By sandboxed I mean that they only compute and produce output as described, they cannot for example use local or global variables, print to the console, #include or write to files.

algos can be used where algorithms need to be portable and must be only able to calculate/compute. There is no distinction between data and instructions in an algo.

A use is as values for directed search for algorithms such as with evolutionary algorithms, MCTS or others.

Another is in a data file that includes algorithms, like an image that includes its own way to decompress itself, that can therefore be constructed using the specific image that is to be decompresed.

They are deliberately general, being a component that could be used in many contexts and conceptually simple, as a number is.

Can this code be reviewed?

// by Alan Tennant

#include <iostream>
#include <vector>
#include <string>
#include <time.h> // for rand

class algo
{
    public:
    std::vector<unsigned short> code;
    std::vector<unsigned int> output;
    bool debug_info;

    algo()
    {
        reset1(false);
        instructions_p = 11;
    }

    void random(unsigned int size)
    {
        code.clear();
        output.clear();
        for(unsigned int n = 0; n < size; n++) {
            code.push_back(rand() % instructions_p);}
        reset1(true);
    }

    void run(
        unsigned long most_run_time,
        unsigned int largest_program,
        unsigned int largest_output_size,
        bool reset)
    {
        if (reset && !is_reset_p)
        {
            reset1(true);
            output.clear();
            code2 = code;
            code_pos = 0;
        }
        is_reset_p = false;
        size_t code_size = code2.size();
        if (debug_info && !can_resume_p)
            std::cout<<"can't resume, reset first"<<std::endl;
        if(code_size == 0 || most_run_time == 0)
        {
            out_of_time_p = true;
            out_of_space_p = false;
            run_time_p = most_run_time;
        }
        else if (can_resume_p)
        {
            unsigned short instruction;
            bool cont = true;
            if(debug_info) {
                std::cout<<"size: "<<code_size<<std::endl<<std::endl;}
            while(cont)
            {
                instruction = code2[code_pos] % instructions_p;
                if(debug_info) {std::cout<<code_pos<<", ";}
                code_pos = (code_pos + 1) % code_size;
                switch(instruction)
                {
                    case 0:
                        if(debug_info) {std::cout<<"end";}
                        cont = false;
                        can_resume_p = false;
                    break;
                    case 1:
                        if(debug_info) {
                            std::cout<<"goto p1";}
                        code_pos = code2[(code_pos + 1) % code_size];
                    break;
                    case 2:
                        if(debug_info) {
                            std::cout<<"if value at p1 % 2 = 0 then goto p2";}
                        if(code2[code2[code_pos] % code_size] % 2 == 0) {
                            code_pos = code2[(code_pos + 1) % code_size];}
                        else {
                            code_pos += 2;}
                    break;
                    case 3:
                        if(debug_info) {std::cout<<"value at p1 = value at p2";}
                        code2[code2[code_pos] % code_size] =
                        code2[code2[(code_pos + 1) % code_size] % code_size];
                        code_pos += 2;
                    break;
                    case 4:
                        if(debug_info) {
                            std::cout<<"value at p1 = value at p2 + value at p3";}
                        code2[code2[code_pos] % code_size] = (
                        code2[code2[(code_pos + 1) % code_size] % code_size] +
                        code2[code2[(code_pos + 2) % code_size] % code_size]
                        ) % USHRT_MAX;
                        code_pos += 3;
                    break;
                    case 5:
                    {
                        if(debug_info)

--------------------

=== REQUIRED TASKS ===
[A] Repeat the part of the post from "algos can be" up to and including "in an algo.".
[B] Do these statements agree with the post? Answer yes or no for each, and quote the words of the post that decide it.
(i) An algo is allowed to write to files.
(ii) An algo makes no distinction between data and instructions.
(iii) The algo constructor sets instructions_p to 11.
[C] Answer these questions from the post:
(i) What is the first use the post gives for algos?
(ii) Which header file does the code include for rand?
(iii) What does the debug output print for case 0?

(Source records)
--------------------

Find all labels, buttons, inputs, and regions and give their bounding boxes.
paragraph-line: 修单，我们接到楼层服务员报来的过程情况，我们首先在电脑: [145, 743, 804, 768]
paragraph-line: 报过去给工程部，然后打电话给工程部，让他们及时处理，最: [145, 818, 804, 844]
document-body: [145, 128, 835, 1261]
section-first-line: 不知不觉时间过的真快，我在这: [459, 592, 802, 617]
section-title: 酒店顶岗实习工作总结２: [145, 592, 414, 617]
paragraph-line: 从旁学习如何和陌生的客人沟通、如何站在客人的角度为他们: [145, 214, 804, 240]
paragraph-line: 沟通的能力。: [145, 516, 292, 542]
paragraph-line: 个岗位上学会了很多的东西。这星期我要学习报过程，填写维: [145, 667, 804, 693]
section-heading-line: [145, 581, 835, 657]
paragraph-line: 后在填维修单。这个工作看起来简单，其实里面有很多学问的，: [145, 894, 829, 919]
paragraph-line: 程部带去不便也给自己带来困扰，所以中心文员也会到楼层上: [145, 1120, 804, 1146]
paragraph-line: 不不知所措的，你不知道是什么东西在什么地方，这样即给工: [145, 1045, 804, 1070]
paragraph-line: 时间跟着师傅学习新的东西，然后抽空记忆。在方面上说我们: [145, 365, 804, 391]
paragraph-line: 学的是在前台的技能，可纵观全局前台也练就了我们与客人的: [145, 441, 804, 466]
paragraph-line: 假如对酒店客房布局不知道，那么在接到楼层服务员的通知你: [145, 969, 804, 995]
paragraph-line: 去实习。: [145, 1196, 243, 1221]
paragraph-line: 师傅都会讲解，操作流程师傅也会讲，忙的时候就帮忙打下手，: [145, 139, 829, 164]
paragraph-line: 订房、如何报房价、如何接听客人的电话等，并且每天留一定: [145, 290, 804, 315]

--------------------

=== YOUR RESPONSES ===
[A]
algos can be used where algorithms need to be portable and must be only able to calculate/compute. There is no distinction between data and instructions in an algo.

[B]
(i) No: "they cannot for example use local or global variables, print to the console, #include or write to files."
(ii) Yes: "There is no distinction between data and instructions in an algo."
(iii) Yes: "instructions_p = 11;"

[C]
(i) As values for directed search for algorithms, such as with evolutionary algorithms, MCTS or others.
(ii) <time.h>
(iii) "end"